Problem statement —
Reproduce only this span: the line containing "Extract the structured", the line containing "Convert this screenshot", and every line between them, all exactly as given.

-- Begin --

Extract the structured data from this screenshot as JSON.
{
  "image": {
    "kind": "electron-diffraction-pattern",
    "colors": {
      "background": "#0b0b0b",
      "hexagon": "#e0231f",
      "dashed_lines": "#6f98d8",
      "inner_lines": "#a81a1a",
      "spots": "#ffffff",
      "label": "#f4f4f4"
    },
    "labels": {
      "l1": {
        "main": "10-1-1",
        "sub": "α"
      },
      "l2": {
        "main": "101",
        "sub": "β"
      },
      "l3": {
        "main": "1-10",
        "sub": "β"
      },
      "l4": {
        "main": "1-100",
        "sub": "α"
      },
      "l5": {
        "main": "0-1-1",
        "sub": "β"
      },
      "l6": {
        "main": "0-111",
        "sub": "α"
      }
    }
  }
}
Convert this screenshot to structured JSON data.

-- End --
-- Begin --

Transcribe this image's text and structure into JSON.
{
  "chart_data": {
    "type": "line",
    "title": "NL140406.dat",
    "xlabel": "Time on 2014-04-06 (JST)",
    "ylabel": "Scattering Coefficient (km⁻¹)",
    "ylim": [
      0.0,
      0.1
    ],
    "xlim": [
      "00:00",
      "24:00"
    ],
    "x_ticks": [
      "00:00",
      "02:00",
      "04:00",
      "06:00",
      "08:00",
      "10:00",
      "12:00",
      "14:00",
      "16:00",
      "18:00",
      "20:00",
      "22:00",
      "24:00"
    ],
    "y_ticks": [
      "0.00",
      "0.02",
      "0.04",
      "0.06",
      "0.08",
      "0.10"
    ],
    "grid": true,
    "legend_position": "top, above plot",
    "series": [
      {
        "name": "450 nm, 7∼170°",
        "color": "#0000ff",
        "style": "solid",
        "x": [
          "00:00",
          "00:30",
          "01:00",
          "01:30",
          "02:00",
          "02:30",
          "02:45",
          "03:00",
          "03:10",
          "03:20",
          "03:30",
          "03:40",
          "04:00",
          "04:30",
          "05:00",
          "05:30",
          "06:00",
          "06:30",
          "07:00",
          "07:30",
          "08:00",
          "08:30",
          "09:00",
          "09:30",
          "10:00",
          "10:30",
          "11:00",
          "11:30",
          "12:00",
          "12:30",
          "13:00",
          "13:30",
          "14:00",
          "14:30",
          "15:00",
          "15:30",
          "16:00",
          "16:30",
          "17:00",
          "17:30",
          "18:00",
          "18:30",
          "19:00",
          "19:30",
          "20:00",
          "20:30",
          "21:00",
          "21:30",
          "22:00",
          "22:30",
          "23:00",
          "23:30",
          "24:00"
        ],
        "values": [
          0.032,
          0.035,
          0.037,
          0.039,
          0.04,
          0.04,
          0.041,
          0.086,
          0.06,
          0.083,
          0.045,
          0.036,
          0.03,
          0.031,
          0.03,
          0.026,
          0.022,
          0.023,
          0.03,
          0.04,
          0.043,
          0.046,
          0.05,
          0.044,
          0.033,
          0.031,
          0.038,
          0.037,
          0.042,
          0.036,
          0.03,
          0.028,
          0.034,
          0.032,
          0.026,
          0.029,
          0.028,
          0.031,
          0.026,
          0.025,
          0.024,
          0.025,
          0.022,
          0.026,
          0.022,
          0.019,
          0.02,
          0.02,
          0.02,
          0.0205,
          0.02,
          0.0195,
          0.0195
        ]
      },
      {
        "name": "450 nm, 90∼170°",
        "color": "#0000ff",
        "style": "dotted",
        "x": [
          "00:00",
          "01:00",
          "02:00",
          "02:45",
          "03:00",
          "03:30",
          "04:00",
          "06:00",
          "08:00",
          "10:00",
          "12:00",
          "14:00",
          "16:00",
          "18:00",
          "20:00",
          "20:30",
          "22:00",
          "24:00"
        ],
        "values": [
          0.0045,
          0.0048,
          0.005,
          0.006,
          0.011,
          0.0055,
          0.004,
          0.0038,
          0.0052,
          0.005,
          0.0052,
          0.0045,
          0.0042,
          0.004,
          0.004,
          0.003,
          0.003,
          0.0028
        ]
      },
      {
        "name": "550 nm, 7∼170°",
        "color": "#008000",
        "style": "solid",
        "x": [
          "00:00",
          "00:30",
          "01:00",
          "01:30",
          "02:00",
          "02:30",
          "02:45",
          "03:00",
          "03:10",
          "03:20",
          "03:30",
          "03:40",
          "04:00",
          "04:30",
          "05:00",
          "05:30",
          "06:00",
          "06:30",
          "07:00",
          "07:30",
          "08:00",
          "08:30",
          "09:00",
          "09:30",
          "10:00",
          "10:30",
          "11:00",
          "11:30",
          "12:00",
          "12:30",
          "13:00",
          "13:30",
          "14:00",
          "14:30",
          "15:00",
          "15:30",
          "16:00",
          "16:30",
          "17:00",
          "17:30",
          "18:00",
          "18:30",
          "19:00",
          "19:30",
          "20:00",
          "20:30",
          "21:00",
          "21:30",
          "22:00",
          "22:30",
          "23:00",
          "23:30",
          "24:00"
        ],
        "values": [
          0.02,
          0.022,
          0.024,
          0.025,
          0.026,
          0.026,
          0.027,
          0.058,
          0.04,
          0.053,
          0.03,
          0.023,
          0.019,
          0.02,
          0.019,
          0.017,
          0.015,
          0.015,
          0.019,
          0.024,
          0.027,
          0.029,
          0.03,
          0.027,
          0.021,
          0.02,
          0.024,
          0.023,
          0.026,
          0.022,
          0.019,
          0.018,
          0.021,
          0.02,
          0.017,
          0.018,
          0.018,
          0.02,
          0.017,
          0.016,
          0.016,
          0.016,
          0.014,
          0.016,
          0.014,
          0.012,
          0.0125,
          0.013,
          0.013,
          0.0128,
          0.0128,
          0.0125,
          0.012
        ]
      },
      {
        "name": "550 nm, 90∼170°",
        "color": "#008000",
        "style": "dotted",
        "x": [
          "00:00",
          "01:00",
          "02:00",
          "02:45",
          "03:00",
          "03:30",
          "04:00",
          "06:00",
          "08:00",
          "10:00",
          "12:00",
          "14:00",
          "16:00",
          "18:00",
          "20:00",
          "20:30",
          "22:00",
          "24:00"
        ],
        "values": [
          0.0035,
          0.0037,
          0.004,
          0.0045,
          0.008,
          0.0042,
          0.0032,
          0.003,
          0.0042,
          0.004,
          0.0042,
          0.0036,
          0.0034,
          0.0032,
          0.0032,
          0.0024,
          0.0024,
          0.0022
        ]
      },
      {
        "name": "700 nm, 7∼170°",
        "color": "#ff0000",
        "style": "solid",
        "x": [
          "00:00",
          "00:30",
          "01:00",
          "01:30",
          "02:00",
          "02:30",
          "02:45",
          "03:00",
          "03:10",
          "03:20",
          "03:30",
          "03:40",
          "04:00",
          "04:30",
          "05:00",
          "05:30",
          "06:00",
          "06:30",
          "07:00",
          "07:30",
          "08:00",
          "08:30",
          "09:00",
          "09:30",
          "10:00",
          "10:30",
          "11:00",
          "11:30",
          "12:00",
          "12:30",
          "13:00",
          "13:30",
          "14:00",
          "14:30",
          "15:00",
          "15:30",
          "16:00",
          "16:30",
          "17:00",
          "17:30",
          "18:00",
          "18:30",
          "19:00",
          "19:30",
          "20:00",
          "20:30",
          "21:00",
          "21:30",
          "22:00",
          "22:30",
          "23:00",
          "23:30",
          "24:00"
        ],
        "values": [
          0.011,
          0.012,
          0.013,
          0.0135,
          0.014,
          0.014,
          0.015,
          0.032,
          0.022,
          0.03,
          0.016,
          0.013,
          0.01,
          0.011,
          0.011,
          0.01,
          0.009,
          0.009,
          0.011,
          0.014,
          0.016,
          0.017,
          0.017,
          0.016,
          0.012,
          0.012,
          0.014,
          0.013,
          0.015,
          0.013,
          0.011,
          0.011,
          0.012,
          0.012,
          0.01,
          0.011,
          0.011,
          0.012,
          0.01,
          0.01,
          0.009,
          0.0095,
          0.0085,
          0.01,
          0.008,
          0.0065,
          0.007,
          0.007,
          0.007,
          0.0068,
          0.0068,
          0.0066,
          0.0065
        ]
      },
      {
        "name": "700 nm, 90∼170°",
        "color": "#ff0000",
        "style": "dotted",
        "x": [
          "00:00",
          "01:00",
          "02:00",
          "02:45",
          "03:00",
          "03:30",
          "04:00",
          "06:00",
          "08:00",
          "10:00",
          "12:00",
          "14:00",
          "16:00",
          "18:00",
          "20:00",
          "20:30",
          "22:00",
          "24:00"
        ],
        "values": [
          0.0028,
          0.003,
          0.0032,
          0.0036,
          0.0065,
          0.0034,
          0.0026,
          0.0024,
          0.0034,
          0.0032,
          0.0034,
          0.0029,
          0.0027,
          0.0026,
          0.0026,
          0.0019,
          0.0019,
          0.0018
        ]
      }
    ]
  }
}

-- End --
-- Begin --

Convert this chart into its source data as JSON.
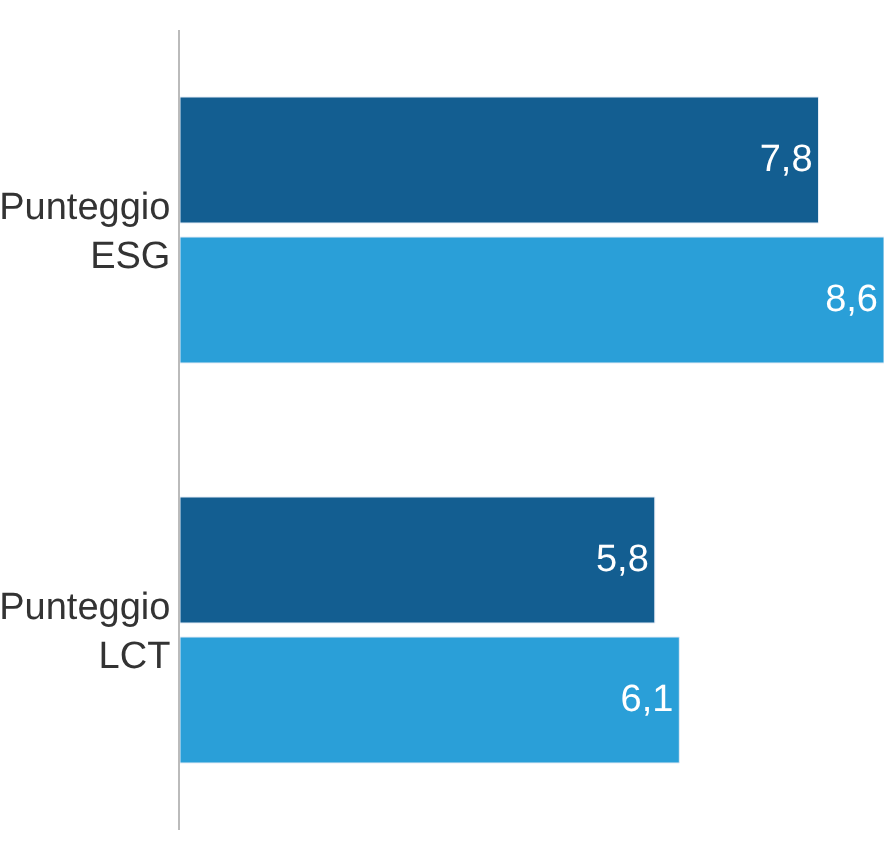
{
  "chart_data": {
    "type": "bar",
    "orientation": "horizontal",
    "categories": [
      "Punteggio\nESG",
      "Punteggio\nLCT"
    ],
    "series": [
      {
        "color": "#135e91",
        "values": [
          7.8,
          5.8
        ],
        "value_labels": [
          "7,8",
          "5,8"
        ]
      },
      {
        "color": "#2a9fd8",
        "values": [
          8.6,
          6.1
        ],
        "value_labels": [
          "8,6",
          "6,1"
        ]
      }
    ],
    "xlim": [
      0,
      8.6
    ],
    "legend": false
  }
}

-- End --

Answer to the exercise —
Extract the structured data from this screenshot as JSON.
{
  "image": {
    "kind": "electron-diffraction-pattern",
    "colors": {
      "background": "#0b0b0b",
      "hexagon": "#e0231f",
      "dashed_lines": "#6f98d8",
      "inner_lines": "#a81a1a",
      "spots": "#ffffff",
      "label": "#f4f4f4"
    },
    "labels": {
      "l1": {
        "main": "10-1-1",
        "sub": "α"
      },
      "l2": {
        "main": "101",
        "sub": "β"
      },
      "l3": {
        "main": "1-10",
        "sub": "β"
      },
      "l4": {
        "main": "1-100",
        "sub": "α"
      },
      "l5": {
        "main": "0-1-1",
        "sub": "β"
      },
      "l6": {
        "main": "0-111",
        "sub": "α"
      }
    }
  }
}
Convert this screenshot to structured JSON data.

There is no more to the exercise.